[start of PAGE EXTRACT]

I always used Microsoft DOS/Windows as my main OS, but honestly never found out how to report a bug or ask for help (there were some special cases where I found reprodicible bugs). Except maybe their msdn fora? And I always thought it's useless to report things to them. Their support (MSDN fora?) turned out to be useless. I think there are only some losely bound (most) valuable professionals, they turned out to have less knowledge than I, unfortunately, until now it was all useless

Why the low popularity/usage of WMA Lossless? (according to the poll)

Reply #26
Back in the day when MS first released WMA dBpoweramp was one of the first programs to support it, at the time the whole department was accessible, now it seems WMA is abandoned.

Why the low popularity/usage of WMA Lossless? (according to the poll)

Reply #27
now it seems WMA is abandoned.

I think the combination of the Ipod explosion which impacted use of WMA along with the HD DVD loss to BD which impacted use of VC-1/WMV spelled the end of the Windows Media group.

Microsoft has core patents in various media codecs and softwares, so licensing might have a higher profit margin than rolling your own.

[end of PAGE EXTRACT]
[start of ENTRIES]

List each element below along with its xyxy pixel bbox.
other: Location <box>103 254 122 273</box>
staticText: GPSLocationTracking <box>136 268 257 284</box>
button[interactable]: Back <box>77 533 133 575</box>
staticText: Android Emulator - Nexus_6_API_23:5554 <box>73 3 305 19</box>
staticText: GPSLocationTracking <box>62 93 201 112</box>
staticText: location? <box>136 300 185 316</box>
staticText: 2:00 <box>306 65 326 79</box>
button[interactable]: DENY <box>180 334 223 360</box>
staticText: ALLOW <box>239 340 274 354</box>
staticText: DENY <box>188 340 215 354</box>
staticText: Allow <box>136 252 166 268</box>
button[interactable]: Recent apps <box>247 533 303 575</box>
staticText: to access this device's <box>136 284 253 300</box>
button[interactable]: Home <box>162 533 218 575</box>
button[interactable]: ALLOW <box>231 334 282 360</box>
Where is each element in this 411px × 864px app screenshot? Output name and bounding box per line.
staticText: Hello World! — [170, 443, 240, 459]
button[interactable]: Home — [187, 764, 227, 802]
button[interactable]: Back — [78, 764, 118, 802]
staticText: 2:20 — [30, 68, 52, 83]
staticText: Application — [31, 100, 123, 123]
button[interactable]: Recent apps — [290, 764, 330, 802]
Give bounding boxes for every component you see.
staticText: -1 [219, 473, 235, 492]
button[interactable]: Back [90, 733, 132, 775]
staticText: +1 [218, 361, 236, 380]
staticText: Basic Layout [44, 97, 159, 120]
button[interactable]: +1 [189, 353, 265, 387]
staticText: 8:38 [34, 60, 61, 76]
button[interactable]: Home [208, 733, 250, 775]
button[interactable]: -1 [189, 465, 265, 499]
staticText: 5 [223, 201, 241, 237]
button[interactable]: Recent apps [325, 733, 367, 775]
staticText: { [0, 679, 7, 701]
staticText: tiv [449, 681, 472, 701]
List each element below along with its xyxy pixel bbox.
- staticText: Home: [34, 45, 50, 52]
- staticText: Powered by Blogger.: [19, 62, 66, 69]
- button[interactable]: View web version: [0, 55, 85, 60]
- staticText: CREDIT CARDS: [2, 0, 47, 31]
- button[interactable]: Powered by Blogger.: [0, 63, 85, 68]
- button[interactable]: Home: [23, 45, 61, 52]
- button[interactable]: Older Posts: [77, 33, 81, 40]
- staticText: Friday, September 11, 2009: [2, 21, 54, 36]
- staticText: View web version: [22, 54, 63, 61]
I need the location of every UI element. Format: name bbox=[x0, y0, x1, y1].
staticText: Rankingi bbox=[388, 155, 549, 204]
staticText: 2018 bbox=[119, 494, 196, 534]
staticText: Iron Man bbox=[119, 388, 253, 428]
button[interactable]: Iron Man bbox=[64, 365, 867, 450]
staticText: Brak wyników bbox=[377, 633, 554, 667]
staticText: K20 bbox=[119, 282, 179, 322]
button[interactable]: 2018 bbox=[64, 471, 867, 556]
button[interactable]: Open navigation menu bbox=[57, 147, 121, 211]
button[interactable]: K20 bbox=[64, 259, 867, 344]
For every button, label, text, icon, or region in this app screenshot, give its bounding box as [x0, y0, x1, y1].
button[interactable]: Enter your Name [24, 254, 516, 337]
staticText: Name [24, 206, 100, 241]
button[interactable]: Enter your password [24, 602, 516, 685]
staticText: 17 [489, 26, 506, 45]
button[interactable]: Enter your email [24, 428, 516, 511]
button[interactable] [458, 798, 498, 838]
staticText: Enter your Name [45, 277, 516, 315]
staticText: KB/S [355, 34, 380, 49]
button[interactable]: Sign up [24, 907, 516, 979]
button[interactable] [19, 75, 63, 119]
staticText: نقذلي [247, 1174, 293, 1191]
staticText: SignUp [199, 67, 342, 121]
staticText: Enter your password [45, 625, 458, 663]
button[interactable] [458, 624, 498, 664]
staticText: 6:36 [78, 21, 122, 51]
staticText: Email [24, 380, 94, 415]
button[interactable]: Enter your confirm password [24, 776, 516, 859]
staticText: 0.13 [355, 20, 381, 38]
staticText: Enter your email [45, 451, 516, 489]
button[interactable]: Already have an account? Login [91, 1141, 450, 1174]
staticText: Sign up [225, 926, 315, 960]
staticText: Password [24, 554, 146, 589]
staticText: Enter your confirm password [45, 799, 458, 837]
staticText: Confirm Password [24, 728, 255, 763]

[end of ENTRIES]

_YOUR TASKS_.
1. Can you repeat the WMA forum thread word for word from "I think the combination" up to and including "Windows Media group."?
2. Could you recast the paragraph of the WMA forum thread that begins "I think the combination of the Ipod explosion" as a short list?
3. Can you pick up the WMA forum thread after its last sentence and carry it on?
These rows have no connection to the WMA forum thread.

_THE RESPONSES_.
1.
I think the combination of the Ipod explosion which impacted use of WMA along with the HD DVD loss to BD which impacted use of VC-1/WMV spelled the end of the Windows Media group.

2.
The writer believes two factors ended the Windows Media group:
- The iPod boom, which hurt WMA use
- HD DVD's loss to BD, which hurt VC-1/WMV use

3.
I am curious to see if/what incarnation Windows Media Center has in Windows 8.

Why the low popularity/usage of WMA Lossless? (according to the poll)

Reply #28
I imagine MS has its hands in several patents for various media usage.  Hell, they are even managing to make money off of every Android smartphone and tablet being sold due to patent arrangements (i.e. buying up companies that had Android patents or buying the patent rights).

The last I heard, Windows Media Center wasn't getting much of an update with Windows 8.  In fact, I thought there was a time when MS wasn't going to have WMC in Windows 8 but that changed (I could be wrong on this).  Their main focus with Win 8 seems to revolve around making it touch friendly while the standard desktop portion looks to remain unchanged.  Back before Win 8, I was hoping that MS would come out with two different OS ecosystems much like Apple.  One for portable environments and one for desktops/notebooks since there is that clear distinction between those device classifications.  Alas, they seem intent with trying to make a touch experience with a full desktop OS and we all know how well that turns out.  There was development on that one Windows mobile OS that looked promising but it stopped in favor of needlessly running Win 8 on a slate tablet.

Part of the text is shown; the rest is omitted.